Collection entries
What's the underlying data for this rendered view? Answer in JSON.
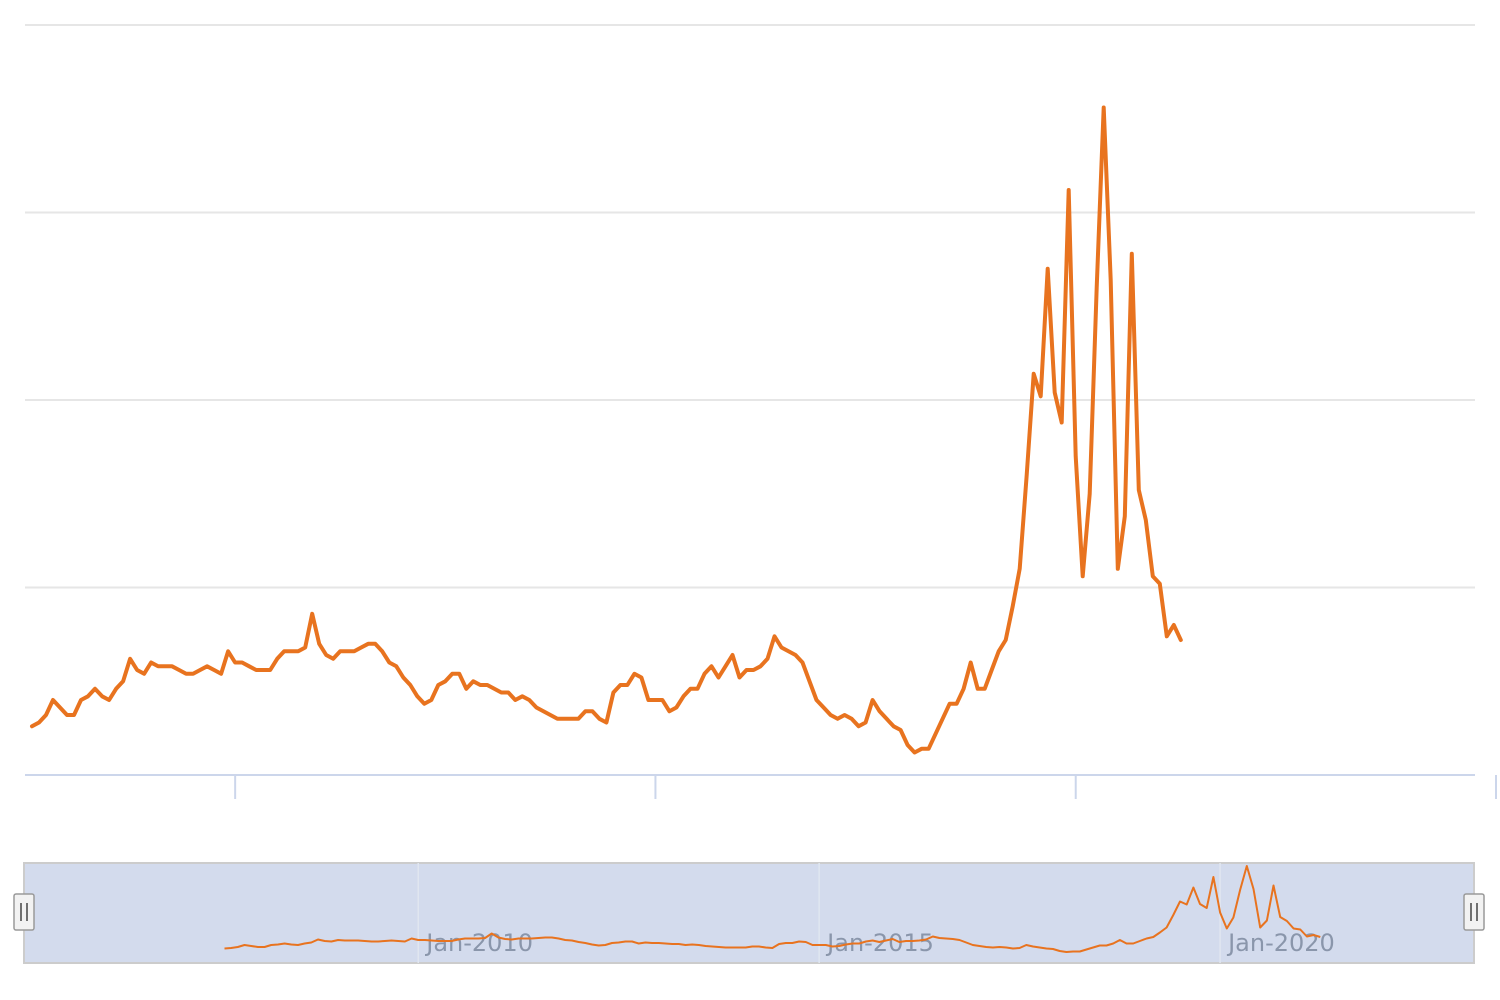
{
  "chart_data": {
    "type": "line",
    "title": "",
    "xlabel": "",
    "ylabel": "",
    "grid": true,
    "legend": "none",
    "x_range": [
      "2007-07",
      "2024-10"
    ],
    "y_range": [
      0,
      200
    ],
    "colors": {
      "series": "#e8731f",
      "navigator_bg": "#d3dbed",
      "axis": "#ccd6eb",
      "grid": "#e6e6e6"
    },
    "main_x_ticks": [
      "2010-01",
      "2015-01",
      "2020-01",
      "2025-01"
    ],
    "series": [
      {
        "values": [
          [
            "2007-08",
            13
          ],
          [
            "2007-09",
            14
          ],
          [
            "2007-10",
            16
          ],
          [
            "2007-11",
            20
          ],
          [
            "2007-12",
            18
          ],
          [
            "2008-01",
            16
          ],
          [
            "2008-02",
            16
          ],
          [
            "2008-03",
            20
          ],
          [
            "2008-04",
            21
          ],
          [
            "2008-05",
            23
          ],
          [
            "2008-06",
            21
          ],
          [
            "2008-07",
            20
          ],
          [
            "2008-08",
            23
          ],
          [
            "2008-09",
            25
          ],
          [
            "2008-10",
            31
          ],
          [
            "2008-11",
            28
          ],
          [
            "2008-12",
            27
          ],
          [
            "2009-01",
            30
          ],
          [
            "2009-02",
            29
          ],
          [
            "2009-03",
            29
          ],
          [
            "2009-04",
            29
          ],
          [
            "2009-05",
            28
          ],
          [
            "2009-06",
            27
          ],
          [
            "2009-07",
            27
          ],
          [
            "2009-08",
            28
          ],
          [
            "2009-09",
            29
          ],
          [
            "2009-10",
            28
          ],
          [
            "2009-11",
            27
          ],
          [
            "2009-12",
            33
          ],
          [
            "2010-01",
            30
          ],
          [
            "2010-02",
            30
          ],
          [
            "2010-03",
            29
          ],
          [
            "2010-04",
            28
          ],
          [
            "2010-05",
            28
          ],
          [
            "2010-06",
            28
          ],
          [
            "2010-07",
            31
          ],
          [
            "2010-08",
            33
          ],
          [
            "2010-09",
            33
          ],
          [
            "2010-10",
            33
          ],
          [
            "2010-11",
            34
          ],
          [
            "2010-12",
            43
          ],
          [
            "2011-01",
            35
          ],
          [
            "2011-02",
            32
          ],
          [
            "2011-03",
            31
          ],
          [
            "2011-04",
            33
          ],
          [
            "2011-05",
            33
          ],
          [
            "2011-06",
            33
          ],
          [
            "2011-07",
            34
          ],
          [
            "2011-08",
            35
          ],
          [
            "2011-09",
            35
          ],
          [
            "2011-10",
            33
          ],
          [
            "2011-11",
            30
          ],
          [
            "2011-12",
            29
          ],
          [
            "2012-01",
            26
          ],
          [
            "2012-02",
            24
          ],
          [
            "2012-03",
            21
          ],
          [
            "2012-04",
            19
          ],
          [
            "2012-05",
            20
          ],
          [
            "2012-06",
            24
          ],
          [
            "2012-07",
            25
          ],
          [
            "2012-08",
            27
          ],
          [
            "2012-09",
            27
          ],
          [
            "2012-10",
            23
          ],
          [
            "2012-11",
            25
          ],
          [
            "2012-12",
            24
          ],
          [
            "2013-01",
            24
          ],
          [
            "2013-02",
            23
          ],
          [
            "2013-03",
            22
          ],
          [
            "2013-04",
            22
          ],
          [
            "2013-05",
            20
          ],
          [
            "2013-06",
            21
          ],
          [
            "2013-07",
            20
          ],
          [
            "2013-08",
            18
          ],
          [
            "2013-09",
            17
          ],
          [
            "2013-10",
            16
          ],
          [
            "2013-11",
            15
          ],
          [
            "2013-12",
            15
          ],
          [
            "2014-01",
            15
          ],
          [
            "2014-02",
            15
          ],
          [
            "2014-03",
            17
          ],
          [
            "2014-04",
            17
          ],
          [
            "2014-05",
            15
          ],
          [
            "2014-06",
            14
          ],
          [
            "2014-07",
            22
          ],
          [
            "2014-08",
            24
          ],
          [
            "2014-09",
            24
          ],
          [
            "2014-10",
            27
          ],
          [
            "2014-11",
            26
          ],
          [
            "2014-12",
            20
          ],
          [
            "2015-01",
            20
          ],
          [
            "2015-02",
            20
          ],
          [
            "2015-03",
            17
          ],
          [
            "2015-04",
            18
          ],
          [
            "2015-05",
            21
          ],
          [
            "2015-06",
            23
          ],
          [
            "2015-07",
            23
          ],
          [
            "2015-08",
            27
          ],
          [
            "2015-09",
            29
          ],
          [
            "2015-10",
            26
          ],
          [
            "2015-11",
            29
          ],
          [
            "2015-12",
            32
          ],
          [
            "2016-01",
            26
          ],
          [
            "2016-02",
            28
          ],
          [
            "2016-03",
            28
          ],
          [
            "2016-04",
            29
          ],
          [
            "2016-05",
            31
          ],
          [
            "2016-06",
            37
          ],
          [
            "2016-07",
            34
          ],
          [
            "2016-08",
            33
          ],
          [
            "2016-09",
            32
          ],
          [
            "2016-10",
            30
          ],
          [
            "2016-11",
            25
          ],
          [
            "2016-12",
            20
          ],
          [
            "2017-01",
            18
          ],
          [
            "2017-02",
            16
          ],
          [
            "2017-03",
            15
          ],
          [
            "2017-04",
            16
          ],
          [
            "2017-05",
            15
          ],
          [
            "2017-06",
            13
          ],
          [
            "2017-07",
            14
          ],
          [
            "2017-08",
            20
          ],
          [
            "2017-09",
            17
          ],
          [
            "2017-10",
            15
          ],
          [
            "2017-11",
            13
          ],
          [
            "2017-12",
            12
          ],
          [
            "2018-01",
            8
          ],
          [
            "2018-02",
            6
          ],
          [
            "2018-03",
            7
          ],
          [
            "2018-04",
            7
          ],
          [
            "2018-05",
            11
          ],
          [
            "2018-06",
            15
          ],
          [
            "2018-07",
            19
          ],
          [
            "2018-08",
            19
          ],
          [
            "2018-09",
            23
          ],
          [
            "2018-10",
            30
          ],
          [
            "2018-11",
            23
          ],
          [
            "2018-12",
            23
          ],
          [
            "2019-01",
            28
          ],
          [
            "2019-02",
            33
          ],
          [
            "2019-03",
            36
          ],
          [
            "2019-04",
            45
          ],
          [
            "2019-05",
            55
          ],
          [
            "2019-06",
            80
          ],
          [
            "2019-07",
            107
          ],
          [
            "2019-08",
            101
          ],
          [
            "2019-09",
            135
          ],
          [
            "2019-10",
            102
          ],
          [
            "2019-11",
            94
          ],
          [
            "2019-12",
            156
          ],
          [
            "2020-01",
            85
          ],
          [
            "2020-02",
            53
          ],
          [
            "2020-03",
            75
          ],
          [
            "2020-04",
            130
          ],
          [
            "2020-05",
            178
          ],
          [
            "2020-06",
            132
          ],
          [
            "2020-07",
            55
          ],
          [
            "2020-08",
            69
          ],
          [
            "2020-09",
            139
          ],
          [
            "2020-10",
            76
          ],
          [
            "2020-11",
            68
          ],
          [
            "2020-12",
            53
          ],
          [
            "2021-01",
            51
          ],
          [
            "2021-02",
            37
          ],
          [
            "2021-03",
            40
          ],
          [
            "2021-04",
            36
          ]
        ]
      }
    ]
  },
  "navigator": {
    "labels": [
      {
        "text": "Jan-2010",
        "date": "2010-01"
      },
      {
        "text": "Jan-2015",
        "date": "2015-01"
      },
      {
        "text": "Jan-2020",
        "date": "2020-01"
      }
    ]
  }
}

## Stated goal
Output a faithful copy of the data, with each picture left out.

## Problem solution
What's the underlying data for this rendered view? Answer in JSON.
{
  "chart_data": {
    "type": "line",
    "title": "",
    "xlabel": "",
    "ylabel": "",
    "grid": true,
    "legend": "none",
    "x_range": [
      "2007-07",
      "2024-10"
    ],
    "y_range": [
      0,
      200
    ],
    "colors": {
      "series": "#e8731f",
      "navigator_bg": "#d3dbed",
      "axis": "#ccd6eb",
      "grid": "#e6e6e6"
    },
    "main_x_ticks": [
      "2010-01",
      "2015-01",
      "2020-01",
      "2025-01"
    ],
    "series": [
      {
        "values": [
          [
            "2007-08",
            13
          ],
          [
            "2007-09",
            14
          ],
          [
            "2007-10",
            16
          ],
          [
            "2007-11",
            20
          ],
          [
            "2007-12",
            18
          ],
          [
            "2008-01",
            16
          ],
          [
            "2008-02",
            16
          ],
          [
            "2008-03",
            20
          ],
          [
            "2008-04",
            21
          ],
          [
            "2008-05",
            23
          ],
          [
            "2008-06",
            21
          ],
          [
            "2008-07",
            20
          ],
          [
            "2008-08",
            23
          ],
          [
            "2008-09",
            25
          ],
          [
            "2008-10",
            31
          ],
          [
            "2008-11",
            28
          ],
          [
            "2008-12",
            27
          ],
          [
            "2009-01",
            30
          ],
          [
            "2009-02",
            29
          ],
          [
            "2009-03",
            29
          ],
          [
            "2009-04",
            29
          ],
          [
            "2009-05",
            28
          ],
          [
            "2009-06",
            27
          ],
          [
            "2009-07",
            27
          ],
          [
            "2009-08",
            28
          ],
          [
            "2009-09",
            29
          ],
          [
            "2009-10",
            28
          ],
          [
            "2009-11",
            27
          ],
          [
            "2009-12",
            33
          ],
          [
            "2010-01",
            30
          ],
          [
            "2010-02",
            30
          ],
          [
            "2010-03",
            29
          ],
          [
            "2010-04",
            28
          ],
          [
            "2010-05",
            28
          ],
          [
            "2010-06",
            28
          ],
          [
            "2010-07",
            31
          ],
          [
            "2010-08",
            33
          ],
          [
            "2010-09",
            33
          ],
          [
            "2010-10",
            33
          ],
          [
            "2010-11",
            34
          ],
          [
            "2010-12",
            43
          ],
          [
            "2011-01",
            35
          ],
          [
            "2011-02",
            32
          ],
          [
            "2011-03",
            31
          ],
          [
            "2011-04",
            33
          ],
          [
            "2011-05",
            33
          ],
          [
            "2011-06",
            33
          ],
          [
            "2011-07",
            34
          ],
          [
            "2011-08",
            35
          ],
          [
            "2011-09",
            35
          ],
          [
            "2011-10",
            33
          ],
          [
            "2011-11",
            30
          ],
          [
            "2011-12",
            29
          ],
          [
            "2012-01",
            26
          ],
          [
            "2012-02",
            24
          ],
          [
            "2012-03",
            21
          ],
          [
            "2012-04",
            19
          ],
          [
            "2012-05",
            20
          ],
          [
            "2012-06",
            24
          ],
          [
            "2012-07",
            25
          ],
          [
            "2012-08",
            27
          ],
          [
            "2012-09",
            27
          ],
          [
            "2012-10",
            23
          ],
          [
            "2012-11",
            25
          ],
          [
            "2012-12",
            24
          ],
          [
            "2013-01",
            24
          ],
          [
            "2013-02",
            23
          ],
          [
            "2013-03",
            22
          ],
          [
            "2013-04",
            22
          ],
          [
            "2013-05",
            20
          ],
          [
            "2013-06",
            21
          ],
          [
            "2013-07",
            20
          ],
          [
            "2013-08",
            18
          ],
          [
            "2013-09",
            17
          ],
          [
            "2013-10",
            16
          ],
          [
            "2013-11",
            15
          ],
          [
            "2013-12",
            15
          ],
          [
            "2014-01",
            15
          ],
          [
            "2014-02",
            15
          ],
          [
            "2014-03",
            17
          ],
          [
            "2014-04",
            17
          ],
          [
            "2014-05",
            15
          ],
          [
            "2014-06",
            14
          ],
          [
            "2014-07",
            22
          ],
          [
            "2014-08",
            24
          ],
          [
            "2014-09",
            24
          ],
          [
            "2014-10",
            27
          ],
          [
            "2014-11",
            26
          ],
          [
            "2014-12",
            20
          ],
          [
            "2015-01",
            20
          ],
          [
            "2015-02",
            20
          ],
          [
            "2015-03",
            17
          ],
          [
            "2015-04",
            18
          ],
          [
            "2015-05",
            21
          ],
          [
            "2015-06",
            23
          ],
          [
            "2015-07",
            23
          ],
          [
            "2015-08",
            27
          ],
          [
            "2015-09",
            29
          ],
          [
            "2015-10",
            26
          ],
          [
            "2015-11",
            29
          ],
          [
            "2015-12",
            32
          ],
          [
            "2016-01",
            26
          ],
          [
            "2016-02",
            28
          ],
          [
            "2016-03",
            28
          ],
          [
            "2016-04",
            29
          ],
          [
            "2016-05",
            31
          ],
          [
            "2016-06",
            37
          ],
          [
            "2016-07",
            34
          ],
          [
            "2016-08",
            33
          ],
          [
            "2016-09",
            32
          ],
          [
            "2016-10",
            30
          ],
          [
            "2016-11",
            25
          ],
          [
            "2016-12",
            20
          ],
          [
            "2017-01",
            18
          ],
          [
            "2017-02",
            16
          ],
          [
            "2017-03",
            15
          ],
          [
            "2017-04",
            16
          ],
          [
            "2017-05",
            15
          ],
          [
            "2017-06",
            13
          ],
          [
            "2017-07",
            14
          ],
          [
            "2017-08",
            20
          ],
          [
            "2017-09",
            17
          ],
          [
            "2017-10",
            15
          ],
          [
            "2017-11",
            13
          ],
          [
            "2017-12",
            12
          ],
          [
            "2018-01",
            8
          ],
          [
            "2018-02",
            6
          ],
          [
            "2018-03",
            7
          ],
          [
            "2018-04",
            7
          ],
          [
            "2018-05",
            11
          ],
          [
            "2018-06",
            15
          ],
          [
            "2018-07",
            19
          ],
          [
            "2018-08",
            19
          ],
          [
            "2018-09",
            23
          ],
          [
            "2018-10",
            30
          ],
          [
            "2018-11",
            23
          ],
          [
            "2018-12",
            23
          ],
          [
            "2019-01",
            28
          ],
          [
            "2019-02",
            33
          ],
          [
            "2019-03",
            36
          ],
          [
            "2019-04",
            45
          ],
          [
            "2019-05",
            55
          ],
          [
            "2019-06",
            80
          ],
          [
            "2019-07",
            107
          ],
          [
            "2019-08",
            101
          ],
          [
            "2019-09",
            135
          ],
          [
            "2019-10",
            102
          ],
          [
            "2019-11",
            94
          ],
          [
            "2019-12",
            156
          ],
          [
            "2020-01",
            85
          ],
          [
            "2020-02",
            53
          ],
          [
            "2020-03",
            75
          ],
          [
            "2020-04",
            130
          ],
          [
            "2020-05",
            178
          ],
          [
            "2020-06",
            132
          ],
          [
            "2020-07",
            55
          ],
          [
            "2020-08",
            69
          ],
          [
            "2020-09",
            139
          ],
          [
            "2020-10",
            76
          ],
          [
            "2020-11",
            68
          ],
          [
            "2020-12",
            53
          ],
          [
            "2021-01",
            51
          ],
          [
            "2021-02",
            37
          ],
          [
            "2021-03",
            40
          ],
          [
            "2021-04",
            36
          ]
        ]
      }
    ]
  },
  "navigator": {
    "labels": [
      {
        "text": "Jan-2010",
        "date": "2010-01"
      },
      {
        "text": "Jan-2015",
        "date": "2015-01"
      },
      {
        "text": "Jan-2020",
        "date": "2020-01"
      }
    ]
  }
}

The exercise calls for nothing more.